(Dataset items)
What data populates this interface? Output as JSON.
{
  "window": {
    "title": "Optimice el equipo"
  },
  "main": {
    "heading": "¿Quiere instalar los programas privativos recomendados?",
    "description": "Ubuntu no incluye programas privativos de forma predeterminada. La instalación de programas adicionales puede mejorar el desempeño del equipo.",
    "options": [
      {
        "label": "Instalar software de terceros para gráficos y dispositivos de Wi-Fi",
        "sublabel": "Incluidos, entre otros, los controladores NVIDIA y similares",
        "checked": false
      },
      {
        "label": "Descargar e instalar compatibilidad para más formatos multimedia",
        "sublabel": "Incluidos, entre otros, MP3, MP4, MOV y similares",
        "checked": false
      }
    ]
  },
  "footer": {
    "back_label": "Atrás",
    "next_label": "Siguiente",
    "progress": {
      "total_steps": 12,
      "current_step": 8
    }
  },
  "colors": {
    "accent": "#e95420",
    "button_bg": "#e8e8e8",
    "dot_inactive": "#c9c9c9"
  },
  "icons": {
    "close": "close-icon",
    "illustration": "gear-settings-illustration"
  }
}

— Brief —
Lines of the listing that contain the word "equipo" are to be counted; report only their number.

— Worked solution —
2